◆ AIM:
Report how many lines of the entries below contain the word "utiliser", and nothing more.

◆ Stored data:
## BEGIN

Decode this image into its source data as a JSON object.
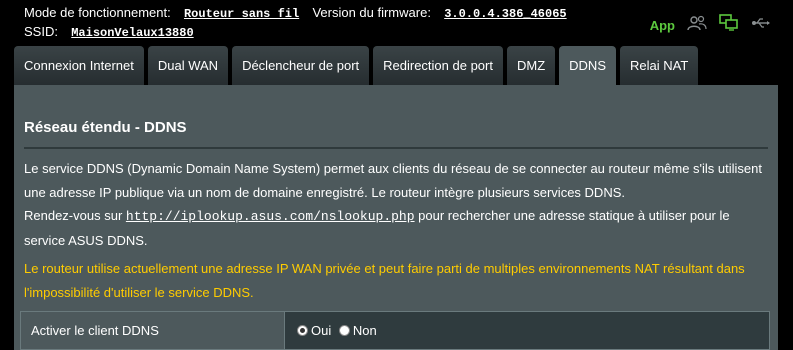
{
  "status": {
    "mode_label": "Mode de fonctionnement:",
    "mode_value": "Routeur sans fil",
    "firmware_label": "Version du firmware:",
    "firmware_value": "3.0.0.4.386_46065",
    "ssid_label": "SSID:",
    "ssid_value": "MaisonVelaux13880",
    "app_label": "App",
    "icons": [
      "users-icon",
      "network-monitor-icon",
      "usb-icon"
    ]
  },
  "tabs": [
    {
      "label": "Connexion Internet",
      "active": false
    },
    {
      "label": "Dual WAN",
      "active": false
    },
    {
      "label": "Déclencheur de port",
      "active": false
    },
    {
      "label": "Redirection de port",
      "active": false
    },
    {
      "label": "DMZ",
      "active": false
    },
    {
      "label": "DDNS",
      "active": true
    },
    {
      "label": "Relai NAT",
      "active": false
    }
  ],
  "main": {
    "title": "Réseau étendu - DDNS",
    "desc_line1": "Le service DDNS (Dynamic Domain Name System) permet aux clients du réseau de se connecter au routeur même s'ils utilisent",
    "desc_line2": "une adresse IP publique via un nom de domaine enregistré. Le routeur intègre plusieurs services DDNS.",
    "desc_line3_pre": "Rendez-vous sur ",
    "desc_link": "http://iplookup.asus.com/nslookup.php",
    "desc_line3_post": " pour rechercher une adresse statique à utiliser pour le",
    "desc_line4": "service ASUS DDNS.",
    "warn_line1": "Le routeur utilise actuellement une adresse IP WAN privée et peut faire parti de multiples environnements NAT résultant dans",
    "warn_line2": "l'impossibilité d'utiliser le service DDNS."
  },
  "form": {
    "enable_label": "Activer le client DDNS",
    "option_yes": "Oui",
    "option_no": "Non",
    "selected": "Oui"
  },
  "colors": {
    "panel": "#4d595c",
    "warning": "#ffcc00",
    "app_green": "#5cc93e"
  }
}
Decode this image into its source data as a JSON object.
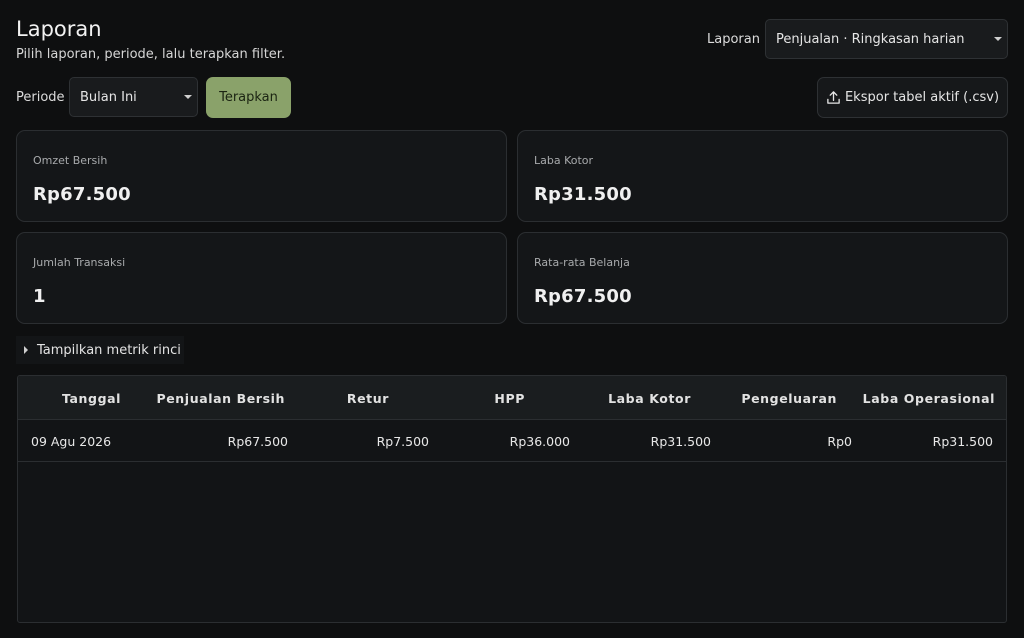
{
  "header": {
    "title": "Laporan",
    "subtitle": "Pilih laporan, periode, lalu terapkan filter."
  },
  "report_select": {
    "label": "Laporan",
    "value": "Penjualan · Ringkasan harian"
  },
  "period": {
    "label": "Periode",
    "value": "Bulan Ini",
    "apply_label": "Terapkan"
  },
  "export": {
    "label": "Ekspor tabel aktif (.csv)",
    "icon": "upload-icon"
  },
  "metrics": [
    {
      "label": "Omzet Bersih",
      "value": "Rp67.500"
    },
    {
      "label": "Laba Kotor",
      "value": "Rp31.500"
    },
    {
      "label": "Jumlah Transaksi",
      "value": "1"
    },
    {
      "label": "Rata-rata Belanja",
      "value": "Rp67.500"
    }
  ],
  "details_toggle": {
    "label": "Tampilkan metrik rinci"
  },
  "table": {
    "columns": [
      "Tanggal",
      "Penjualan Bersih",
      "Retur",
      "HPP",
      "Laba Kotor",
      "Pengeluaran",
      "Laba Operasional"
    ],
    "rows": [
      [
        "09 Agu 2026",
        "Rp67.500",
        "Rp7.500",
        "Rp36.000",
        "Rp31.500",
        "Rp0",
        "Rp31.500"
      ]
    ]
  },
  "colors": {
    "background": "#0e0f10",
    "accent": "#8aa26a"
  }
}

## END

◆ THE REPLY:
2